§ **YOUR OBJECTIVE**: Pull out every line below containing the word "Ισχύει".

§ **SUPPLIED RECORDS**:
::::
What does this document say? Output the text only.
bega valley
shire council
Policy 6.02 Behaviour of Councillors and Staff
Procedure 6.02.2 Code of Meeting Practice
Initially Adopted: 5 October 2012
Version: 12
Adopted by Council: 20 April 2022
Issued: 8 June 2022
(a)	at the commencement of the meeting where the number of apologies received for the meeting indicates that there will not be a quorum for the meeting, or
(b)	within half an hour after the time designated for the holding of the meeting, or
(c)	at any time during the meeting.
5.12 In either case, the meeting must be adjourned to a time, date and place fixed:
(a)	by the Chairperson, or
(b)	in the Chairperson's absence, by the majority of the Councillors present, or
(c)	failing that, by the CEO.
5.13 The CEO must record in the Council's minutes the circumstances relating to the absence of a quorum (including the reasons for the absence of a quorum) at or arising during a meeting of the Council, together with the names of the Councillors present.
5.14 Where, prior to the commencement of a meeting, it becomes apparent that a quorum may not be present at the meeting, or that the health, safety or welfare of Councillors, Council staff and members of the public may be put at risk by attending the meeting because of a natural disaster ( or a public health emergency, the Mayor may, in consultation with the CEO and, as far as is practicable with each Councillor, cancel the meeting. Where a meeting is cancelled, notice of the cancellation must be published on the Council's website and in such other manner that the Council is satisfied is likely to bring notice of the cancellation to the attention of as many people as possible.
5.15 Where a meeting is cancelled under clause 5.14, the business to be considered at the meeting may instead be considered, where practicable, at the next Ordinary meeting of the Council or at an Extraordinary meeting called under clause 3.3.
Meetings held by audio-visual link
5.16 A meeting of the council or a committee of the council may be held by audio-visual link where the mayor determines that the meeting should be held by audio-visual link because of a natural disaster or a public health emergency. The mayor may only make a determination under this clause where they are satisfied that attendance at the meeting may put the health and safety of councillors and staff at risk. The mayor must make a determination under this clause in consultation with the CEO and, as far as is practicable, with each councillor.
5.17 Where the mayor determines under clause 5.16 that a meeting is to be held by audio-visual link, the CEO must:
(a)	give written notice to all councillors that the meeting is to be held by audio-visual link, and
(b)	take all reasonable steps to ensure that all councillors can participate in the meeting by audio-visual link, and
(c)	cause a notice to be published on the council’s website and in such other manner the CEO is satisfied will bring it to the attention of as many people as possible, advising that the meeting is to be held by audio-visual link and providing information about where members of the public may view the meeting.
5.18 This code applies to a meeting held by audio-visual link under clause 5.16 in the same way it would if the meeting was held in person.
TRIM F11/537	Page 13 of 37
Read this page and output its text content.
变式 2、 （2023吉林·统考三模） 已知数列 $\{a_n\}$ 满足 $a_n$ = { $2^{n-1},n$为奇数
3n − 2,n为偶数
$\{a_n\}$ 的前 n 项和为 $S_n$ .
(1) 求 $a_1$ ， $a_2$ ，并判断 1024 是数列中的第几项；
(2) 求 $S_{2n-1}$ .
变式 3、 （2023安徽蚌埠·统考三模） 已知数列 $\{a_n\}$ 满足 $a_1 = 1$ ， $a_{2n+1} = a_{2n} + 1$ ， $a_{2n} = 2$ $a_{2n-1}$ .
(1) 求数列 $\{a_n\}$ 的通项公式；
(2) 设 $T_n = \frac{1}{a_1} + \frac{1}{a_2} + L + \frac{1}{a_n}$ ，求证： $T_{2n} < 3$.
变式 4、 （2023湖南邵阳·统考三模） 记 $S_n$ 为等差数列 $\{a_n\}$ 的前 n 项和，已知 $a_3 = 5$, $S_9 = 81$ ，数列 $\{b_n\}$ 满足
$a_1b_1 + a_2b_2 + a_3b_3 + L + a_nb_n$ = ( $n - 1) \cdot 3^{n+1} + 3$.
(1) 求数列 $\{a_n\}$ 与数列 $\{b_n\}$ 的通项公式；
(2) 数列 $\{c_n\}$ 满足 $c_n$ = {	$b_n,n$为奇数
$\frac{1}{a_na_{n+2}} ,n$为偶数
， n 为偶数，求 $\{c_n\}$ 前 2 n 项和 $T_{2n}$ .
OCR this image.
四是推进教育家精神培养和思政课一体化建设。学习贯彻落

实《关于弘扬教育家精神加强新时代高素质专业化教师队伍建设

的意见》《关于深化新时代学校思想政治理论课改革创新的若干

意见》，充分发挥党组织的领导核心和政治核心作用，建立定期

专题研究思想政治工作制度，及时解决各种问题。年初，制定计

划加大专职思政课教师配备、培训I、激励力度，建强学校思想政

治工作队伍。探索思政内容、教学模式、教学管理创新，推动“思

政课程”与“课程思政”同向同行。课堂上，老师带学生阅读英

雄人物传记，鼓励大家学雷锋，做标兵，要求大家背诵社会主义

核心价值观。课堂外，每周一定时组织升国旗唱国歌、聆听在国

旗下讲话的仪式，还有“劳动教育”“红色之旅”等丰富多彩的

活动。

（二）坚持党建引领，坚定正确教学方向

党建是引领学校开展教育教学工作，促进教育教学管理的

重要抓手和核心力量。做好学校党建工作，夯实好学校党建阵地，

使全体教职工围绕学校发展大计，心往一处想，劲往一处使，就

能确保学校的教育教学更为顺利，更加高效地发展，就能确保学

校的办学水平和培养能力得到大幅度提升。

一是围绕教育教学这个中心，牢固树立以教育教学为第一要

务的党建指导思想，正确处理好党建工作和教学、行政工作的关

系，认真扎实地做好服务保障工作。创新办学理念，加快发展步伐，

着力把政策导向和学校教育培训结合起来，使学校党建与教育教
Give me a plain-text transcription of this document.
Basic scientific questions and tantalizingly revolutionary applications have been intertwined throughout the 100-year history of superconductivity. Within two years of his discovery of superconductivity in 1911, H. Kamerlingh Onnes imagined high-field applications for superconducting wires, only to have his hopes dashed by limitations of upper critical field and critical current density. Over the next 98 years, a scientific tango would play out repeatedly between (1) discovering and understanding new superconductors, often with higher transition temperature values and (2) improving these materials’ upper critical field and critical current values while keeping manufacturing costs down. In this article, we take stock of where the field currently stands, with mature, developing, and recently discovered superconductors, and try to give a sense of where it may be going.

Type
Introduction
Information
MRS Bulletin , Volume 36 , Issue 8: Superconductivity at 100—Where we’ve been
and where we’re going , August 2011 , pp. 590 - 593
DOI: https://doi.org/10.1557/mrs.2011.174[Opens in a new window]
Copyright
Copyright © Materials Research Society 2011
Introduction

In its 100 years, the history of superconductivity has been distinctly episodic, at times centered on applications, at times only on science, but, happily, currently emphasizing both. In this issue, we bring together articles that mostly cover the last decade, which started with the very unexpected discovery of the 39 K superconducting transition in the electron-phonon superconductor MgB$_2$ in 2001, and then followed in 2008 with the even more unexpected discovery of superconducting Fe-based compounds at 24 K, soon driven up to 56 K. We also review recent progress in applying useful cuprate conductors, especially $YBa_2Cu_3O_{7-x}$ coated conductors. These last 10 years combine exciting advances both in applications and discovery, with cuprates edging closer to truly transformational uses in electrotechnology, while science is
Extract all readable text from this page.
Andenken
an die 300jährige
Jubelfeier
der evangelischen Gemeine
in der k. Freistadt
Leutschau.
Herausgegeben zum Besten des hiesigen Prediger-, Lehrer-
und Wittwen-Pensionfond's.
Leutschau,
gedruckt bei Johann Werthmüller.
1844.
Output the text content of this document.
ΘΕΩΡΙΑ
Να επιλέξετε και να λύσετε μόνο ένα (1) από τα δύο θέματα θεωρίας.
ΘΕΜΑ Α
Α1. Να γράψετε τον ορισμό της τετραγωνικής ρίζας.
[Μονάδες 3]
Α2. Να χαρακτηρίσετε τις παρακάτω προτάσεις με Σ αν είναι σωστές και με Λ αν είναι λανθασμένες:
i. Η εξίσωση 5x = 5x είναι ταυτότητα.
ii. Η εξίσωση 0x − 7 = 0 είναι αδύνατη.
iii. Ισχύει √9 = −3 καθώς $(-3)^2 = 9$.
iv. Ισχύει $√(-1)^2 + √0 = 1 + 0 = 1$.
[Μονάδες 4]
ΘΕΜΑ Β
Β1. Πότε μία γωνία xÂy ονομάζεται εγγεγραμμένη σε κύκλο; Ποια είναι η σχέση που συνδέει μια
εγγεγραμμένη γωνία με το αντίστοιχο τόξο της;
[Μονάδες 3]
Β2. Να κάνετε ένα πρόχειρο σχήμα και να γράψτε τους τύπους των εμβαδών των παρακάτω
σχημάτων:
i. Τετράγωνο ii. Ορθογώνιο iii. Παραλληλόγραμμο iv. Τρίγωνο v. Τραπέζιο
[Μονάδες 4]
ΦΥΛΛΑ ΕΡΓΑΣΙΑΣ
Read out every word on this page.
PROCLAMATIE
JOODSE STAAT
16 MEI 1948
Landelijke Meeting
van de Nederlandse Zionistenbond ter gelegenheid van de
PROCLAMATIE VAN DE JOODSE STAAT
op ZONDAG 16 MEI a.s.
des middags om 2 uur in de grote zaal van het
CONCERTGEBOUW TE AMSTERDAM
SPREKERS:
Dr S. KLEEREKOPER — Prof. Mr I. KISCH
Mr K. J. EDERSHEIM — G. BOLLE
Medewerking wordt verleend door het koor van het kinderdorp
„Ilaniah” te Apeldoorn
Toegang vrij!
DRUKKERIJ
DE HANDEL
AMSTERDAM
::::
§ **CORRECT ANSWER**:
iii. Ισχύει √9 = −3 καθώς $(-3)^2 = 9$.
iv. Ισχύει $√(-1)^2 + √0 = 1 + 0 = 1$.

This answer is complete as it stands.